(Stored items from a collection)
******************************

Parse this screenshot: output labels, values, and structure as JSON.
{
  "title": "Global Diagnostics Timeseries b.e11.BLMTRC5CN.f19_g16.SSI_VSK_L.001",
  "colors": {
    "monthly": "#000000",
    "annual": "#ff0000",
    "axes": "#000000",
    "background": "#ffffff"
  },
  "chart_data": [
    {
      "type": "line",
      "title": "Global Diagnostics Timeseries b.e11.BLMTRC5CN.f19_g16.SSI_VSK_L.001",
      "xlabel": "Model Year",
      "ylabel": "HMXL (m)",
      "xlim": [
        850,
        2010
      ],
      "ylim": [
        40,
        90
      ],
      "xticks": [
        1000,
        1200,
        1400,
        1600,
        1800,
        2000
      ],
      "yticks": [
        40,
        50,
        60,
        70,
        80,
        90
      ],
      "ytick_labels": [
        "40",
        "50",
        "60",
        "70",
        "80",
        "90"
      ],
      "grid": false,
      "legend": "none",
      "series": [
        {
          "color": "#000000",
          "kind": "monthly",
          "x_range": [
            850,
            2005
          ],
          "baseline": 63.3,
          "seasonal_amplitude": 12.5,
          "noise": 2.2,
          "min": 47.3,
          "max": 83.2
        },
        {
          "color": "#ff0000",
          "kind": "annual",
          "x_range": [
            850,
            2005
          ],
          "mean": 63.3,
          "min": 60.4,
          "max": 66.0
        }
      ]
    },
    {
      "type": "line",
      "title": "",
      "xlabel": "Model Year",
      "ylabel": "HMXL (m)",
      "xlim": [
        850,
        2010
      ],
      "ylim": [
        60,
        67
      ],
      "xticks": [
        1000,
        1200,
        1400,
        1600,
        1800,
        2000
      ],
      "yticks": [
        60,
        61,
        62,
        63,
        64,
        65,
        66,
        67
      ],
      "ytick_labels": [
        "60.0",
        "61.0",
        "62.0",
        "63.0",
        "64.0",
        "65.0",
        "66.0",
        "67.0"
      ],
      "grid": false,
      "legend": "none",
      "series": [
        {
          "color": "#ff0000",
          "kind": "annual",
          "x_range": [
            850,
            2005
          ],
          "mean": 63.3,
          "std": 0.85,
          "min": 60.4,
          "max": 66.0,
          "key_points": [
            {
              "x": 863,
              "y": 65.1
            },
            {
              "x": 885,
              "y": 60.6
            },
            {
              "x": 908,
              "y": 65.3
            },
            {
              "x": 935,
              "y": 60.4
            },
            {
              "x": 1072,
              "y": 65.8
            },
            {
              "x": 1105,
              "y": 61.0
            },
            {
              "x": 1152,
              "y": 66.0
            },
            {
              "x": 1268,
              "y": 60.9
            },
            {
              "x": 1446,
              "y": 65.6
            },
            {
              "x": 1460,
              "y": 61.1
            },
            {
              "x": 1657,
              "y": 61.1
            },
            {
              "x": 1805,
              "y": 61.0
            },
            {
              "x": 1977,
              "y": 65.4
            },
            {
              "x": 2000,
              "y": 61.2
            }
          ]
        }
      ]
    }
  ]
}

******************************

▶ [What is asked]: From the entries above, copy every line that holds the word "title".

▶ [Expected output]:
  "title": "Global Diagnostics Timeseries b.e11.BLMTRC5CN.f19_g16.SSI_VSK_L.001",
      "title": "Global Diagnostics Timeseries b.e11.BLMTRC5CN.f19_g16.SSI_VSK_L.001",
      "title": "",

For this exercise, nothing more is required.